### DOCUMENT
5 N.C. App. 360 | N.C. Ct. App. | 1969
The parties stipulated that the date of taking was 29 April 1968. Seven rental houses were located on the tract of land, four of which were taken by the plaintiff and three of which were left intact. The tract was bounded on the west by Plum Street, on the east by Bernice Street and on the south by Bowen Street. The former was an eighteen-foot wide gravel street, while the latter two were fifteenr foot wide gravel streets. The W. L. Robinson Tobacco Company was located on Plum Street across from the tract. On 29 April 1968 the property in question was zoned R-3 which was a residential classification.
The witnesses for the defendants testified that the highest and best use for the property was industrial, not residential. They introduced testimony to the effect that, at the time of taking, a change in the zoning ordinance was being considered and that the change would make the property available for industrial use rather than being restricted to residential use.

### DATASET CONTENT
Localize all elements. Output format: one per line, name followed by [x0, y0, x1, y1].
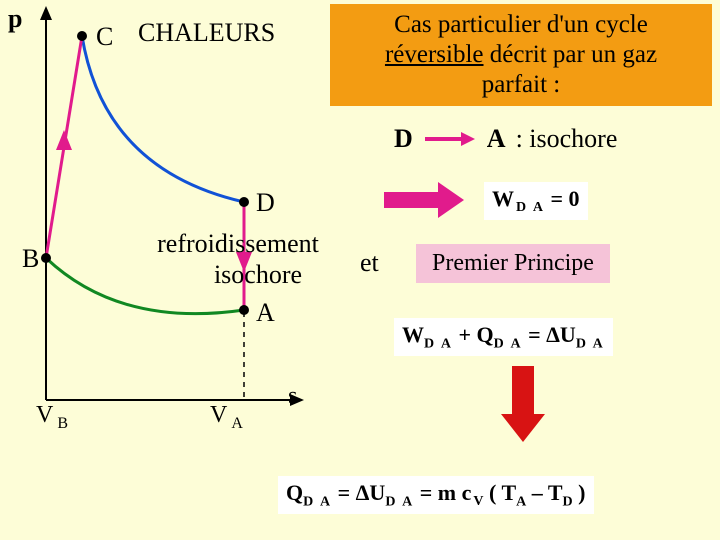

### YOUR INSTRUCTIONS
Carry on the 1969 North Carolina Court of Appeals opinion about the taking of the rental-house tract, beginning right after its final sentence.

### TASK OUTPUT
The defendants' first assignment of error relates to “the handling of testimony of expert witnesses” in the trial. They offered the testimony of David H. Scanlon, a witness with many years of experience in the real estate business and in appraising property. After bringing out his qualifications, the defendants tendered him as an expert in the field of real estate appraisal. The trial judge then stated:
“Without objection you are found by the Court to be an expert witness in the field of real estate appraisal. Members of the jury, let me explain what all of this means if I can. Ordinarily witnesses are not permitted to give their opinion about matters. Witnesses generally testify to facts, and the jury customarily finds facts, and the witness is not ordinarily allowed to give his opinion because it is said that invades the province of a jury, but in certain cases, particularly in cases where value is involved, certain persons upon the presentation of proper credentials may be found by the court to be persons who are qualified to express an opinion about it. The expression of the opinion is for the purpose of permitting the jury to have that opinion, and*363 that opinion is for the jury’s consideration. The jury is not bound by the opinion, and you are not to be bound by anything which may be expressed or which may not be expressed in this case, but I wanted to explain to you just what went on in front of you. All right, you may proceed.”
The defendants excepted and assigned this remark by the trial judge as an error in the handling of expert testimony. There is no merit in this exception.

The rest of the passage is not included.